Data tied to figure images
━━━

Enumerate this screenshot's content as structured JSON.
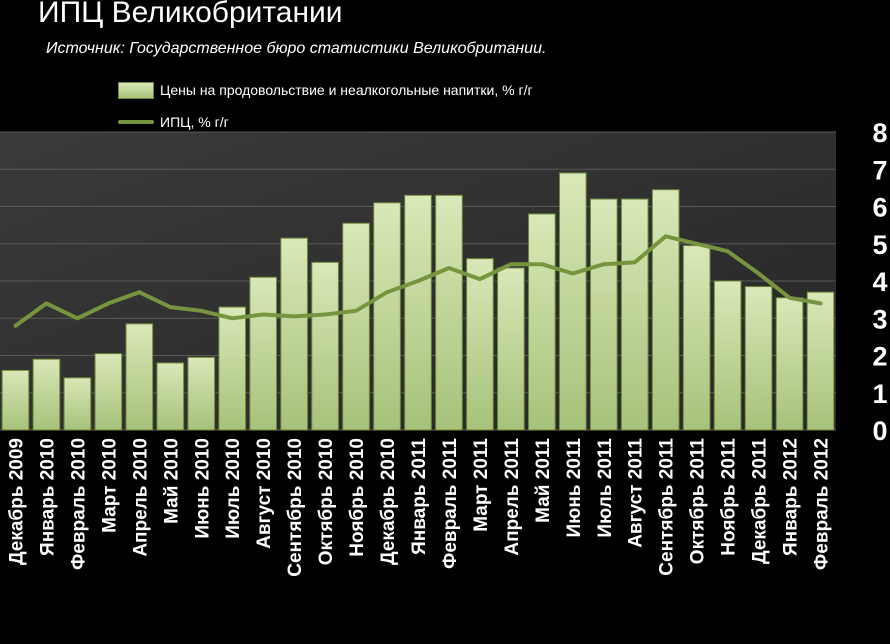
{
  "header": {
    "title": "ИПЦ Великобритании",
    "subtitle": "Источник: Государственное бюро статистики Великобритании."
  },
  "legend": {
    "bars_label": "Цены на продовольствие и неалкогольные напитки, % г/г",
    "line_label": "ИПЦ, % г/г"
  },
  "colors": {
    "background": "#000000",
    "plot_area": "#333333",
    "bar_light": "#d9e8b8",
    "bar_dark": "#a7c27a",
    "bar_edge": "#6f8a3c",
    "line": "#76953e"
  },
  "chart_data": {
    "type": "bar",
    "title": "ИПЦ Великобритании",
    "subtitle": "Источник: Государственное бюро статистики Великобритании.",
    "categories": [
      "Декабрь 2009",
      "Январь 2010",
      "Февраль 2010",
      "Март 2010",
      "Апрель 2010",
      "Май 2010",
      "Июнь 2010",
      "Июль 2010",
      "Август 2010",
      "Сентябрь 2010",
      "Октябрь 2010",
      "Ноябрь 2010",
      "Декабрь 2010",
      "Январь 2011",
      "Февраль 2011",
      "Март 2011",
      "Апрель 2011",
      "Май 2011",
      "Июнь 2011",
      "Июль 2011",
      "Август 2011",
      "Сентябрь 2011",
      "Октябрь 2011",
      "Ноябрь 2011",
      "Декабрь 2011",
      "Январь 2012",
      "Февраль 2012"
    ],
    "series": [
      {
        "name": "Цены на продовольствие и неалкогольные напитки, % г/г",
        "type": "bar",
        "values": [
          1.6,
          1.9,
          1.4,
          2.05,
          2.85,
          1.8,
          1.95,
          3.3,
          4.1,
          5.15,
          4.5,
          5.55,
          6.1,
          6.3,
          6.3,
          4.6,
          4.35,
          5.8,
          6.9,
          6.2,
          6.2,
          6.45,
          4.95,
          4.0,
          3.85,
          3.55,
          3.7
        ]
      },
      {
        "name": "ИПЦ, % г/г",
        "type": "line",
        "values": [
          2.8,
          3.4,
          3.0,
          3.4,
          3.7,
          3.3,
          3.2,
          3.0,
          3.1,
          3.05,
          3.1,
          3.2,
          3.7,
          4.0,
          4.35,
          4.05,
          4.45,
          4.45,
          4.2,
          4.45,
          4.5,
          5.2,
          5.0,
          4.8,
          4.2,
          3.55,
          3.4
        ]
      }
    ],
    "ylim": [
      0,
      8
    ],
    "yticks": [
      "0",
      "1",
      "2",
      "3",
      "4",
      "5",
      "6",
      "7",
      "8"
    ],
    "grid": true,
    "axis_position": "right"
  }
}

━━━

▶ _Task to complete_
Show the lines of the data that hold the word "неалкогольные".

▶ _Result for this exercise_
    "bars_label": "Цены на продовольствие и неалкогольные напитки, % г/г",
        "name": "Цены на продовольствие и неалкогольные напитки, % г/г",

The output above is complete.